(Collected data)
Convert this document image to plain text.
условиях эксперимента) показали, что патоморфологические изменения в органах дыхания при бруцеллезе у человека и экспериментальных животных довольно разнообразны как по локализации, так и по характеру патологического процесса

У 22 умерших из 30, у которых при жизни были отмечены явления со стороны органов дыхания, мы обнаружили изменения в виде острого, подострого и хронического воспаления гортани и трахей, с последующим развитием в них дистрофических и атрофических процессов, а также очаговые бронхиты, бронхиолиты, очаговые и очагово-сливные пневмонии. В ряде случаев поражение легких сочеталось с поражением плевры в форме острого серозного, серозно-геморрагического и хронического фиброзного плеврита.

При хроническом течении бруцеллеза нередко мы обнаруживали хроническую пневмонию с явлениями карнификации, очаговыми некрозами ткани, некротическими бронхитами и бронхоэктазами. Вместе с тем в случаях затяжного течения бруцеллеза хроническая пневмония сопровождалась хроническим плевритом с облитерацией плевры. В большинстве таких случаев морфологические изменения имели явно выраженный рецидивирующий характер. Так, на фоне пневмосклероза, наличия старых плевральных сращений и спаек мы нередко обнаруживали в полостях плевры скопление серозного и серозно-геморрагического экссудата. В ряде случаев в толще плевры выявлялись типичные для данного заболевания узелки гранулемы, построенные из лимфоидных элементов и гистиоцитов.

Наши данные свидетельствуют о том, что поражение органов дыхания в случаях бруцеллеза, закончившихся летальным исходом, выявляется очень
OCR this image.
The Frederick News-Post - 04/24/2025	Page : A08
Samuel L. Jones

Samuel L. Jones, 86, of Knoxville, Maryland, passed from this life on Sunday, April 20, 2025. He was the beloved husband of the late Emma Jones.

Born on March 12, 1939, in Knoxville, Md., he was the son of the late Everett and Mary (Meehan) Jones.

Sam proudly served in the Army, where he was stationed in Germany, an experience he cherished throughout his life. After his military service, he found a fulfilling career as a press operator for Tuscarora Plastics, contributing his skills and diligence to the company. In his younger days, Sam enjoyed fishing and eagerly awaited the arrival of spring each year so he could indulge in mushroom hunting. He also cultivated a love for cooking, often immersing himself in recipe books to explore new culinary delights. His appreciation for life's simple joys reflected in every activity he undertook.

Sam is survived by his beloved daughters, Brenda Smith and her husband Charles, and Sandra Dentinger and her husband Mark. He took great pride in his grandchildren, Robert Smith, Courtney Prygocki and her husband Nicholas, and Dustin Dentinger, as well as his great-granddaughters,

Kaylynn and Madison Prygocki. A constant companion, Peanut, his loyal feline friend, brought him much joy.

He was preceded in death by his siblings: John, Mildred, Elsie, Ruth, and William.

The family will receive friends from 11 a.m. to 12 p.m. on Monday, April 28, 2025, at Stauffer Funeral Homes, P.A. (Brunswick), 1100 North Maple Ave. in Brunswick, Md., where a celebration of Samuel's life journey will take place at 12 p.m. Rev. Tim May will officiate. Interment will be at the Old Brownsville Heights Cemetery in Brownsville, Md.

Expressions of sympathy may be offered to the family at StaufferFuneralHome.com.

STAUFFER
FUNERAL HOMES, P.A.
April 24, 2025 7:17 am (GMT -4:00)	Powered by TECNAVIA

(BRIEF)
Gather each line in the data that holds the string "this".

(THE RESPONSE)
Convert this document image to plain text.
OCR this image.
Samuel L. Jones, 86, of Knoxville, Maryland, passed from this life on Sunday, April 20, 2025. He was the beloved husband of the late Emma Jones.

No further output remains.